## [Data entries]

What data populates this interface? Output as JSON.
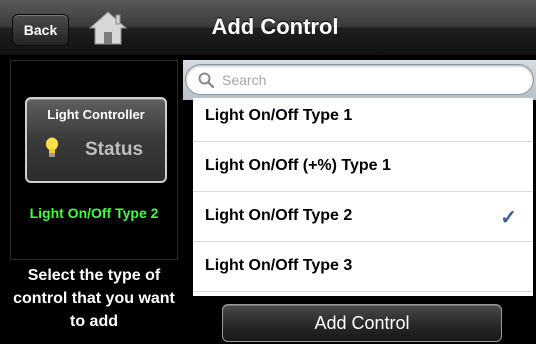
{
  "header": {
    "back_label": "Back",
    "home_icon": "home-icon",
    "title": "Add Control"
  },
  "preview": {
    "title": "Light Controller",
    "bulb_icon": "light-bulb-icon",
    "status": "Status",
    "selected_type": "Light On/Off Type 2"
  },
  "instructions": "Select the type of control that you want to add",
  "search": {
    "placeholder": "Search",
    "value": "",
    "icon": "search-icon"
  },
  "list": {
    "items": [
      {
        "label": "Light On/Off Type 1",
        "selected": false
      },
      {
        "label": "Light On/Off (+%) Type 1",
        "selected": false
      },
      {
        "label": "Light On/Off Type 2",
        "selected": true
      },
      {
        "label": "Light On/Off Type 3",
        "selected": false
      }
    ],
    "check_glyph": "✓",
    "check_color": "#3a5f9a"
  },
  "footer": {
    "add_button_label": "Add Control"
  },
  "colors": {
    "selected_type_text": "#3cff3c"
  }
}
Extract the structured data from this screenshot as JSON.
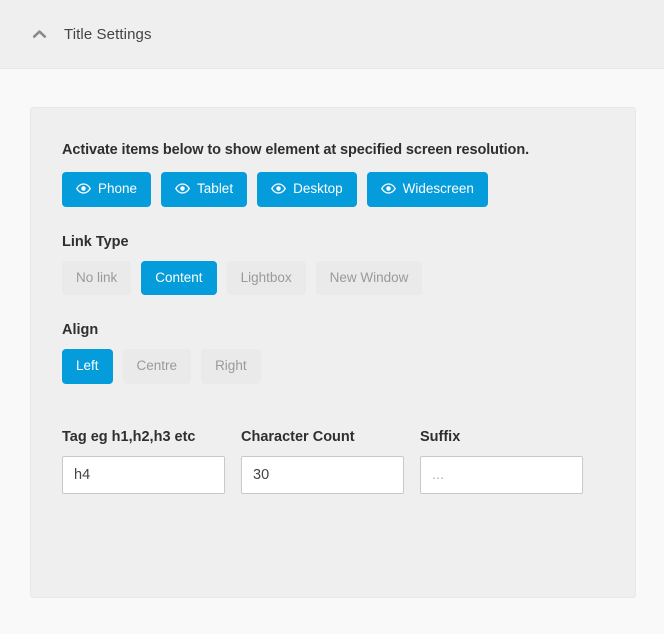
{
  "header": {
    "title": "Title Settings",
    "collapse_icon": "chevron-up-icon"
  },
  "card": {
    "help_text": "Activate items below to show element at specified screen resolution.",
    "resolution_buttons": [
      {
        "label": "Phone",
        "icon": "eye-icon",
        "active": true
      },
      {
        "label": "Tablet",
        "icon": "eye-icon",
        "active": true
      },
      {
        "label": "Desktop",
        "icon": "eye-icon",
        "active": true
      },
      {
        "label": "Widescreen",
        "icon": "eye-icon",
        "active": true
      }
    ],
    "link_type": {
      "label": "Link Type",
      "options": [
        {
          "label": "No link",
          "active": false
        },
        {
          "label": "Content",
          "active": true
        },
        {
          "label": "Lightbox",
          "active": false
        },
        {
          "label": "New Window",
          "active": false
        }
      ]
    },
    "align": {
      "label": "Align",
      "options": [
        {
          "label": "Left",
          "active": true
        },
        {
          "label": "Centre",
          "active": false
        },
        {
          "label": "Right",
          "active": false
        }
      ]
    },
    "fields": [
      {
        "label": "Tag eg h1,h2,h3 etc",
        "value": "h4",
        "placeholder": ""
      },
      {
        "label": "Character Count",
        "value": "30",
        "placeholder": ""
      },
      {
        "label": "Suffix",
        "value": "",
        "placeholder": "..."
      }
    ]
  },
  "colors": {
    "accent": "#049cdb",
    "header_bg": "#efefef",
    "body_bg": "#f9f9f9",
    "card_bg": "#efefef",
    "inactive_bg": "#eaeaea",
    "inactive_text": "#9a9a9a"
  }
}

## [WORK TO BE COMPLETED]
Starting at the line containing "Extract the structured", write out each line through the last one in the listing above, inclusive, and nothing else. Pictures are excluded from the copy.

## [RESULT]
Extract the structured data from this screenshot as JSON.
{
  "header": {
    "title": "Title Settings",
    "collapse_icon": "chevron-up-icon"
  },
  "card": {
    "help_text": "Activate items below to show element at specified screen resolution.",
    "resolution_buttons": [
      {
        "label": "Phone",
        "icon": "eye-icon",
        "active": true
      },
      {
        "label": "Tablet",
        "icon": "eye-icon",
        "active": true
      },
      {
        "label": "Desktop",
        "icon": "eye-icon",
        "active": true
      },
      {
        "label": "Widescreen",
        "icon": "eye-icon",
        "active": true
      }
    ],
    "link_type": {
      "label": "Link Type",
      "options": [
        {
          "label": "No link",
          "active": false
        },
        {
          "label": "Content",
          "active": true
        },
        {
          "label": "Lightbox",
          "active": false
        },
        {
          "label": "New Window",
          "active": false
        }
      ]
    },
    "align": {
      "label": "Align",
      "options": [
        {
          "label": "Left",
          "active": true
        },
        {
          "label": "Centre",
          "active": false
        },
        {
          "label": "Right",
          "active": false
        }
      ]
    },
    "fields": [
      {
        "label": "Tag eg h1,h2,h3 etc",
        "value": "h4",
        "placeholder": ""
      },
      {
        "label": "Character Count",
        "value": "30",
        "placeholder": ""
      },
      {
        "label": "Suffix",
        "value": "",
        "placeholder": "..."
      }
    ]
  },
  "colors": {
    "accent": "#049cdb",
    "header_bg": "#efefef",
    "body_bg": "#f9f9f9",
    "card_bg": "#efefef",
    "inactive_bg": "#eaeaea",
    "inactive_text": "#9a9a9a"
  }
}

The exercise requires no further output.